STORED DATA start
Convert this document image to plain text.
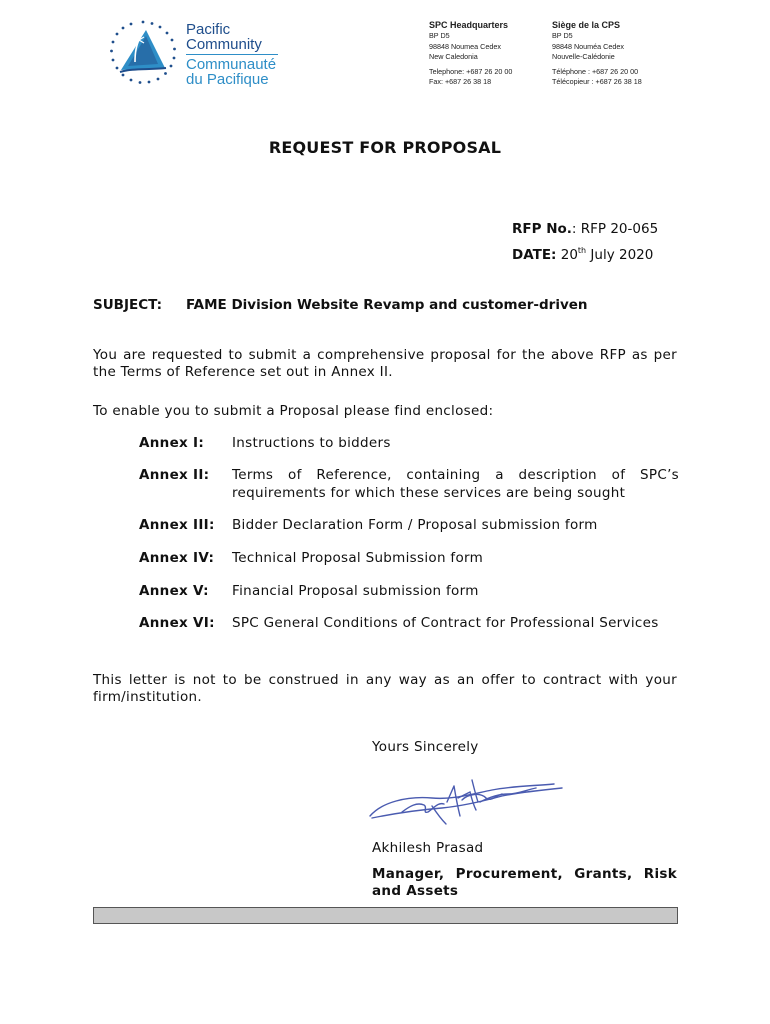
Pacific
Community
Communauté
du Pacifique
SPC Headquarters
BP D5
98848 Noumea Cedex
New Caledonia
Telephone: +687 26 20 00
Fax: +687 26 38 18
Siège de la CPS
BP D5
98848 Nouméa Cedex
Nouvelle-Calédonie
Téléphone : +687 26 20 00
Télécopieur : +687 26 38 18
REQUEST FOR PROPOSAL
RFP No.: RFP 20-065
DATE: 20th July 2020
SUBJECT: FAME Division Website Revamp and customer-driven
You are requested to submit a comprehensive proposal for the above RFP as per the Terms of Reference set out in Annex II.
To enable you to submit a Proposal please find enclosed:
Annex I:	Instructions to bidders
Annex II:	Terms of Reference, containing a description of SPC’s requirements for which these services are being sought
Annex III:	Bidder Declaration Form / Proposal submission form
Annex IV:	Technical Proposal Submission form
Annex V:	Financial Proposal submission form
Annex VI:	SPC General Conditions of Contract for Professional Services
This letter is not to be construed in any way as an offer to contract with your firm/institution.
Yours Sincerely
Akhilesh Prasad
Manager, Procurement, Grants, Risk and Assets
STORED DATA end
In the records above, find each line holding "Annex" and copy it.

You are requested to submit a comprehensive proposal for the above RFP as per the Terms of Reference set out in Annex II.
Annex I:	Instructions to bidders
Annex II:	Terms of Reference, containing a description of SPC’s requirements for which these services are being sought
Annex III:	Bidder Declaration Form / Proposal submission form
Annex IV:	Technical Proposal Submission form
Annex V:	Financial Proposal submission form
Annex VI:	SPC General Conditions of Contract for Professional Services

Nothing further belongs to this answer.